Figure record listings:
★ ★ ★ ★ ★ ★ ★

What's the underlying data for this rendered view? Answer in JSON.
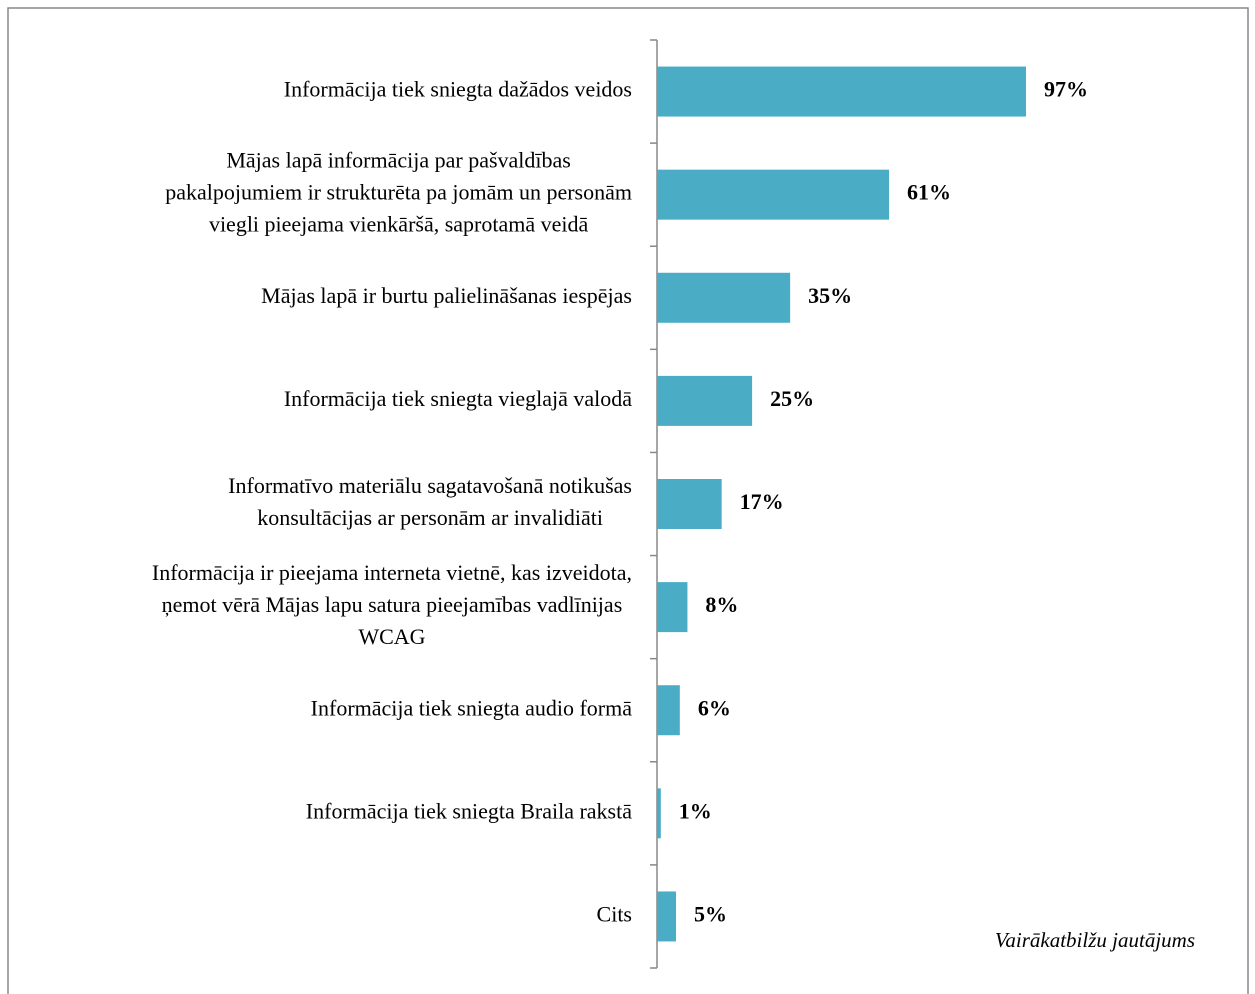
{
  "chart_data": {
    "type": "bar",
    "orientation": "horizontal",
    "categories": [
      [
        "Informācija tiek sniegta dažādos veidos"
      ],
      [
        "Mājas lapā informācija par pašvaldības",
        "pakalpojumiem ir strukturēta pa jomām un personām",
        "viegli pieejama vienkāršā, saprotamā veidā"
      ],
      [
        "Mājas lapā ir burtu palielināšanas iespējas"
      ],
      [
        "Informācija tiek sniegta vieglajā valodā"
      ],
      [
        "Informatīvo materiālu sagatavošanā notikušas",
        "konsultācijas ar personām ar invalidiāti"
      ],
      [
        "Informācija ir pieejama interneta vietnē, kas izveidota,",
        "ņemot vērā Mājas lapu satura pieejamības vadlīnijas",
        "WCAG"
      ],
      [
        "Informācija tiek sniegta audio formā"
      ],
      [
        "Informācija tiek sniegta Braila rakstā"
      ],
      [
        "Cits"
      ]
    ],
    "values": [
      97,
      61,
      35,
      25,
      17,
      8,
      6,
      1,
      5
    ],
    "value_labels": [
      "97%",
      "61%",
      "35%",
      "25%",
      "17%",
      "8%",
      "6%",
      "1%",
      "5%"
    ],
    "color": "#4bacc6",
    "annotation": "Vairākatbilžu jautājums"
  }
}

★ ★ ★ ★ ★ ★ ★

### Written exercise
Reproduce the entries above exactly. Do not include the images.

### Answer to this task
What's the underlying data for this rendered view? Answer in JSON.
{
  "chart_data": {
    "type": "bar",
    "orientation": "horizontal",
    "categories": [
      [
        "Informācija tiek sniegta dažādos veidos"
      ],
      [
        "Mājas lapā informācija par pašvaldības",
        "pakalpojumiem ir strukturēta pa jomām un personām",
        "viegli pieejama vienkāršā, saprotamā veidā"
      ],
      [
        "Mājas lapā ir burtu palielināšanas iespējas"
      ],
      [
        "Informācija tiek sniegta vieglajā valodā"
      ],
      [
        "Informatīvo materiālu sagatavošanā notikušas",
        "konsultācijas ar personām ar invalidiāti"
      ],
      [
        "Informācija ir pieejama interneta vietnē, kas izveidota,",
        "ņemot vērā Mājas lapu satura pieejamības vadlīnijas",
        "WCAG"
      ],
      [
        "Informācija tiek sniegta audio formā"
      ],
      [
        "Informācija tiek sniegta Braila rakstā"
      ],
      [
        "Cits"
      ]
    ],
    "values": [
      97,
      61,
      35,
      25,
      17,
      8,
      6,
      1,
      5
    ],
    "value_labels": [
      "97%",
      "61%",
      "35%",
      "25%",
      "17%",
      "8%",
      "6%",
      "1%",
      "5%"
    ],
    "color": "#4bacc6",
    "annotation": "Vairākatbilžu jautājums"
  }
}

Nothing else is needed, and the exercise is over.